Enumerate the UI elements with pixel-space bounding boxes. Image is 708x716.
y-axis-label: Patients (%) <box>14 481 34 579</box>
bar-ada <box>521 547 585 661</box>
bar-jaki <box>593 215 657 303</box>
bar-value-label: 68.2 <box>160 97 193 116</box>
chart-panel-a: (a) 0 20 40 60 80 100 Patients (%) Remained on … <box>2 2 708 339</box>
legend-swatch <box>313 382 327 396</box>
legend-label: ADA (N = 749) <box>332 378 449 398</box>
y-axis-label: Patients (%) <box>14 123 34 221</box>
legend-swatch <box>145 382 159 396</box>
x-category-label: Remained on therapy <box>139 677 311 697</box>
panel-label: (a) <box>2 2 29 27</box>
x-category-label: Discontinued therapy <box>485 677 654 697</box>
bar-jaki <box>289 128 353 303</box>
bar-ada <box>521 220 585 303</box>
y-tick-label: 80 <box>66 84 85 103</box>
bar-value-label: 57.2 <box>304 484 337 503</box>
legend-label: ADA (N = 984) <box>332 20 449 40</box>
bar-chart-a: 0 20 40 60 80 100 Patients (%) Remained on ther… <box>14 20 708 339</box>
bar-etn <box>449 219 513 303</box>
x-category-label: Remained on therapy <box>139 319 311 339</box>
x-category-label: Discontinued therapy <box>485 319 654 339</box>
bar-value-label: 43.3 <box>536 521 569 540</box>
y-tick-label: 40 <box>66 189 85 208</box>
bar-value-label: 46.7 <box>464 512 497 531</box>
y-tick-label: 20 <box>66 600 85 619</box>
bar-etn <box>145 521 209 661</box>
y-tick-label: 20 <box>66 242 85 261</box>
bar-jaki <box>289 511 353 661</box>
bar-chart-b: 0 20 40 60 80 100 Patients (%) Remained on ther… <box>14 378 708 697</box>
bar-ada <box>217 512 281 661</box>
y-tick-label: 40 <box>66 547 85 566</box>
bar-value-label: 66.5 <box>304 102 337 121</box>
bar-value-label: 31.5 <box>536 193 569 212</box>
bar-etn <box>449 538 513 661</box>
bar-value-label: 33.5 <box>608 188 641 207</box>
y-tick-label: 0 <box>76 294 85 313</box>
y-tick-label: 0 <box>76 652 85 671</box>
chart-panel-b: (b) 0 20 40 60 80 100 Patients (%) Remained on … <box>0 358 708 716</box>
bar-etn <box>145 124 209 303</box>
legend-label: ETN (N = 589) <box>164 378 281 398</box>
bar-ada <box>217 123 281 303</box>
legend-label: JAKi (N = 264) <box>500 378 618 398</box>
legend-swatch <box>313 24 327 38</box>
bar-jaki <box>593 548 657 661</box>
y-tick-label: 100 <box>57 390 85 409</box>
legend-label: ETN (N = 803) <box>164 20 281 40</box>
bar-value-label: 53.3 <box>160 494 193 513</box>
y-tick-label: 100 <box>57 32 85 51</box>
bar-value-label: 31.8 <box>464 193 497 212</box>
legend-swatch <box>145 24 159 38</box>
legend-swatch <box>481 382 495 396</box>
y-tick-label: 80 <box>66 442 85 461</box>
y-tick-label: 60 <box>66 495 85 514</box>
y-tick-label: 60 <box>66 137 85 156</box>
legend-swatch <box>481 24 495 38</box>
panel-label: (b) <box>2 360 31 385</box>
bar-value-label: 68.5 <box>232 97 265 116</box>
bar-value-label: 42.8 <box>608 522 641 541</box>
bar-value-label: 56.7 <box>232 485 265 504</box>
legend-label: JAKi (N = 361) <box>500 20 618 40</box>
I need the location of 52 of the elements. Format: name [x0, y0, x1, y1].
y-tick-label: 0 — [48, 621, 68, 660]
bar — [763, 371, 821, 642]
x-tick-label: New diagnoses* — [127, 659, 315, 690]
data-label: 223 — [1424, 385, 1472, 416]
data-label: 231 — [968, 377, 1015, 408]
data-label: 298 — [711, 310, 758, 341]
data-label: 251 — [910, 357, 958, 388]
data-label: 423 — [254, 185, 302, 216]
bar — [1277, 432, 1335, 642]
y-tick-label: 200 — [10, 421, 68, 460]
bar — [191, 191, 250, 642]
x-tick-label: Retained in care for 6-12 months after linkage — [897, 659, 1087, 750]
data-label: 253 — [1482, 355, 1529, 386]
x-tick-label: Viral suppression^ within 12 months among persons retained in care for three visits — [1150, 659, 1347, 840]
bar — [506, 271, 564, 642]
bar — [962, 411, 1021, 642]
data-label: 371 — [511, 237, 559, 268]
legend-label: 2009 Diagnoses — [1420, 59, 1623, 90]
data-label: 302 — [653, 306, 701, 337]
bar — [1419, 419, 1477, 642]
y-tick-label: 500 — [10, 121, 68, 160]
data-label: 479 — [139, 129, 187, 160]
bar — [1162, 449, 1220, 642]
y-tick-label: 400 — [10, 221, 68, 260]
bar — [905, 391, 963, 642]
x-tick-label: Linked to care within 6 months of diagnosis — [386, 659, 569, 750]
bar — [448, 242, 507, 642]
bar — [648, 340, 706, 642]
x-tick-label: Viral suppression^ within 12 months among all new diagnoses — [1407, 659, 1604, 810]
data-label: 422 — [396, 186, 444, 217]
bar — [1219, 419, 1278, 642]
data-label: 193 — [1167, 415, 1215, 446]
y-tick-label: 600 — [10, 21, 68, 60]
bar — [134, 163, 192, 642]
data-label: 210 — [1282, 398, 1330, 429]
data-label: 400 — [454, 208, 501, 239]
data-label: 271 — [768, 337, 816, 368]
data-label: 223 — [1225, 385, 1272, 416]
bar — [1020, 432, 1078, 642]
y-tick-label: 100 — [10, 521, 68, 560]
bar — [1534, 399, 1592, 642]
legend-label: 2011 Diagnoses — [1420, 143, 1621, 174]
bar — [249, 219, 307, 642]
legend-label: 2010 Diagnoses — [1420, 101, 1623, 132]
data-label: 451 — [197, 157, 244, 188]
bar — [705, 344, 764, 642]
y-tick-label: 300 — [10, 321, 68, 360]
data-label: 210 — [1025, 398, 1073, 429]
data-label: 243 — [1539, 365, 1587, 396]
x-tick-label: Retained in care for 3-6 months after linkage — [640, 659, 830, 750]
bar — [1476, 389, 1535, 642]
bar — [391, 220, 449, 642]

INSTRUCTIONS FOR THE TASK: The response has to give back every record verbatim.

ANSWER FOR THIS EXERCISE:
Enumerate the UI elements with pixel-space bounding boxes. Image is 708x716.
y-axis-label: Patients (%) <box>14 481 34 579</box>
bar-ada <box>521 547 585 661</box>
bar-jaki <box>593 215 657 303</box>
bar-value-label: 68.2 <box>160 97 193 116</box>
chart-panel-a: (a) 0 20 40 60 80 100 Patients (%) Remained on … <box>2 2 708 339</box>
legend-swatch <box>313 382 327 396</box>
legend-label: ADA (N = 749) <box>332 378 449 398</box>
y-axis-label: Patients (%) <box>14 123 34 221</box>
legend-swatch <box>145 382 159 396</box>
x-category-label: Remained on therapy <box>139 677 311 697</box>
panel-label: (a) <box>2 2 29 27</box>
x-category-label: Discontinued therapy <box>485 677 654 697</box>
bar-jaki <box>289 128 353 303</box>
bar-ada <box>521 220 585 303</box>
y-tick-label: 80 <box>66 84 85 103</box>
bar-value-label: 57.2 <box>304 484 337 503</box>
legend-label: ADA (N = 984) <box>332 20 449 40</box>
bar-chart-a: 0 20 40 60 80 100 Patients (%) Remained on ther… <box>14 20 708 339</box>
bar-etn <box>449 219 513 303</box>
x-category-label: Remained on therapy <box>139 319 311 339</box>
x-category-label: Discontinued therapy <box>485 319 654 339</box>
bar-value-label: 43.3 <box>536 521 569 540</box>
y-tick-label: 40 <box>66 189 85 208</box>
bar-value-label: 46.7 <box>464 512 497 531</box>
y-tick-label: 20 <box>66 600 85 619</box>
bar-etn <box>145 521 209 661</box>
y-tick-label: 20 <box>66 242 85 261</box>
bar-jaki <box>289 511 353 661</box>
bar-chart-b: 0 20 40 60 80 100 Patients (%) Remained on ther… <box>14 378 708 697</box>
bar-ada <box>217 512 281 661</box>
y-tick-label: 40 <box>66 547 85 566</box>
bar-value-label: 66.5 <box>304 102 337 121</box>
bar-value-label: 31.5 <box>536 193 569 212</box>
bar-etn <box>449 538 513 661</box>
bar-value-label: 33.5 <box>608 188 641 207</box>
y-tick-label: 0 <box>76 294 85 313</box>
y-tick-label: 0 <box>76 652 85 671</box>
chart-panel-b: (b) 0 20 40 60 80 100 Patients (%) Remained on … <box>0 358 708 716</box>
bar-etn <box>145 124 209 303</box>
legend-label: ETN (N = 589) <box>164 378 281 398</box>
bar-ada <box>217 123 281 303</box>
legend-label: JAKi (N = 264) <box>500 378 618 398</box>
legend-swatch <box>313 24 327 38</box>
bar-jaki <box>593 548 657 661</box>
y-tick-label: 100 <box>57 390 85 409</box>
legend-label: ETN (N = 803) <box>164 20 281 40</box>
bar-value-label: 53.3 <box>160 494 193 513</box>
y-tick-label: 100 <box>57 32 85 51</box>
bar-value-label: 31.8 <box>464 193 497 212</box>
legend-swatch <box>145 24 159 38</box>
legend-swatch <box>481 382 495 396</box>
y-tick-label: 80 <box>66 442 85 461</box>
y-tick-label: 60 <box>66 495 85 514</box>
y-tick-label: 60 <box>66 137 85 156</box>
legend-swatch <box>481 24 495 38</box>
panel-label: (b) <box>2 360 31 385</box>
bar-value-label: 68.5 <box>232 97 265 116</box>
bar-value-label: 42.8 <box>608 522 641 541</box>
bar-value-label: 56.7 <box>232 485 265 504</box>
legend-label: JAKi (N = 361) <box>500 20 618 40</box>
I need the location of 52 of the elements. Format: name [x0, y0, x1, y1].
y-tick-label: 0 — [48, 621, 68, 660]
bar — [763, 371, 821, 642]
x-tick-label: New diagnoses* — [127, 659, 315, 690]
data-label: 223 — [1424, 385, 1472, 416]
data-label: 231 — [968, 377, 1015, 408]
data-label: 298 — [711, 310, 758, 341]
data-label: 251 — [910, 357, 958, 388]
data-label: 423 — [254, 185, 302, 216]
bar — [1277, 432, 1335, 642]
y-tick-label: 200 — [10, 421, 68, 460]
bar — [191, 191, 250, 642]
x-tick-label: Retained in care for 6-12 months after linkage — [897, 659, 1087, 750]
data-label: 253 — [1482, 355, 1529, 386]
x-tick-label: Viral suppression^ within 12 months among persons retained in care for three visits — [1150, 659, 1347, 840]
bar — [506, 271, 564, 642]
bar — [962, 411, 1021, 642]
data-label: 371 — [511, 237, 559, 268]
legend-label: 2009 Diagnoses — [1420, 59, 1623, 90]
data-label: 302 — [653, 306, 701, 337]
bar — [1419, 419, 1477, 642]
y-tick-label: 500 — [10, 121, 68, 160]
data-label: 479 — [139, 129, 187, 160]
bar — [1162, 449, 1220, 642]
y-tick-label: 400 — [10, 221, 68, 260]
bar — [905, 391, 963, 642]
x-tick-label: Linked to care within 6 months of diagnosis — [386, 659, 569, 750]
bar — [448, 242, 507, 642]
bar — [648, 340, 706, 642]
x-tick-label: Viral suppression^ within 12 months among all new diagnoses — [1407, 659, 1604, 810]
data-label: 422 — [396, 186, 444, 217]
bar — [1219, 419, 1278, 642]
data-label: 193 — [1167, 415, 1215, 446]
y-tick-label: 600 — [10, 21, 68, 60]
bar — [134, 163, 192, 642]
data-label: 210 — [1282, 398, 1330, 429]
data-label: 400 — [454, 208, 501, 239]
data-label: 271 — [768, 337, 816, 368]
data-label: 223 — [1225, 385, 1272, 416]
bar — [1020, 432, 1078, 642]
y-tick-label: 100 — [10, 521, 68, 560]
bar — [1534, 399, 1592, 642]
legend-label: 2011 Diagnoses — [1420, 143, 1621, 174]
bar — [249, 219, 307, 642]
legend-label: 2010 Diagnoses — [1420, 101, 1623, 132]
data-label: 451 — [197, 157, 244, 188]
bar — [705, 344, 764, 642]
y-tick-label: 300 — [10, 321, 68, 360]
data-label: 210 — [1025, 398, 1073, 429]
data-label: 243 — [1539, 365, 1587, 396]
x-tick-label: Retained in care for 3-6 months after linkage — [640, 659, 830, 750]
bar — [1476, 389, 1535, 642]
bar — [391, 220, 449, 642]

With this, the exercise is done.